### Reading passage:
Wednesday, November 7, 2007

Desert News

Starting today, i am sharing some relevant news from the Middle East with the title, "Desert Report".

Saudi king in historic talks with Pope

King Abdullah of Saudi Arabia was greeted by the Pope yesterday for an historic meeting marking the first such visit by a monarch from the Muslim kingdom.

The pair met for around 30 minutes with interpreters in the Pope’s private study to discuss Vatican-Muslim relations and prospects for peace in the Middle East.

Saudi stamps down on joyriders

Joyriders in Saudi Arabia face tough new penalties under a traffic law.

Joyriders will have their cars seized for 15 days and face a fine of SR1,000. Vehicles will be confiscated for a month with a fine of SR1,500 for a second offence. Third time offenders will be fined SR2,000 and their cars impounded.

The law aims to reduce the number of road accidents in the Kingdom which totalled 1.36 million over the past five years, causing 21,900 deaths and 122,600 injuries. Traffic violations take place at the rate of 11 per minute, with annual costs from road accidents reaching SR21 billion.

Ruler of Dubai tops Gulf Power league

Prime minister of the UAE Sheikh Mohammed bin Rashid Al Maktoum has been ranked the most influential businessman in the Gulf today by The Times newspaper.

He tops the GulfPower25, published following a week of Gulf-based business coverage by the newspaper which relocated its business desk to the region for its Times Gulf Business Forum.

The league table lists the most rich, powerful, influential and entrepreneurial business leaders in the Gulf region, covering the six member states of the Gulf Cooperation Council: Bahrain, Kuwait, Oman, Qatar, Saudi Arabia and the United Arab Emirates.

The Times cited Sheikh Mohammed’s vision for reform as “fuelling the frenetic development of the city and spurring the transformation of the Gulf”.

King Abdullah of Saudi Arabia ranked second in the list. “King Abdullah is, no doubt, the most powerful man in the Middle East, but he is still to put his country’s wealth and human capital to work” The Times said.

UAE president and ruler of Abu Dhabi Sheikh Khalifa bin Zayed al-Nahyan ranked third, followed by Sheikh Tamim bin Hamad al-Thaniis, chairman and chief executive of the Qatar Investment Authority, in fourth place. Saudi Arabia's Prince Alwaleed bin Talal in fifth place.

Rocketing money supply adding to inflation

Capital flows generated by investors betting on revaluations of dollar-pegged Gulf Arab currencies risk raising inflationary pressure in the region.

### Source material:
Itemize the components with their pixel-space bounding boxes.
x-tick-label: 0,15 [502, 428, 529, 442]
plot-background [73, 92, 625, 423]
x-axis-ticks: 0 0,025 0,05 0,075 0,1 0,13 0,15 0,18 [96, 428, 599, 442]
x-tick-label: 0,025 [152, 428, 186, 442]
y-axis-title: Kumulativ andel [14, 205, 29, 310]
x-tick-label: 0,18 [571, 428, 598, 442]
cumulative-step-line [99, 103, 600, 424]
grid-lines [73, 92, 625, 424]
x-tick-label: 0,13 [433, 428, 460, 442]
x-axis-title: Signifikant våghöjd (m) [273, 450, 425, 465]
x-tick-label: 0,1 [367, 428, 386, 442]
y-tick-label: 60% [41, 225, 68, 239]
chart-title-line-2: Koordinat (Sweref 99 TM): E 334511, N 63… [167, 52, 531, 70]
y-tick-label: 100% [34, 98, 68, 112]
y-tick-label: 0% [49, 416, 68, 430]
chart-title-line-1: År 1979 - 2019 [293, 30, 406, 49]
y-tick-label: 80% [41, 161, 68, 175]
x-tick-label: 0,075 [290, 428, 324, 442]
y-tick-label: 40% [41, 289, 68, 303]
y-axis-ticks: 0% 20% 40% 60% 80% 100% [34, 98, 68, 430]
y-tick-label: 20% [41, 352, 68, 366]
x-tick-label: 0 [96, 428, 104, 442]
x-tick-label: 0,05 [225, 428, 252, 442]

### What you need to do:
a - Restate the paragraph of the Desert News post that begins "Joyriders will have their cars seized" as a brief list, keeping its penalties.
b - Repeat, word for word, the stretch of the Desert News post from "Saudi king in" through "a traffic law.".
The material is not used in any of this.

### Answers to the tasks:
a -
- First offense: car seized for 15 days and a fine of SR1,000.
- Second offense: car confiscated for a month and a fine of SR1,500.
- Third offense: fine of SR2,000 and car impounded.

b -
Saudi king in historic talks with Pope

King Abdullah of Saudi Arabia was greeted by the Pope yesterday for an historic meeting marking the first such visit by a monarch from the Muslim kingdom.

The pair met for around 30 minutes with interpreters in the Pope’s private study to discuss Vatican-Muslim relations and prospects for peace in the Middle East.

Saudi stamps down on joyriders

Joyriders in Saudi Arabia face tough new penalties under a traffic law.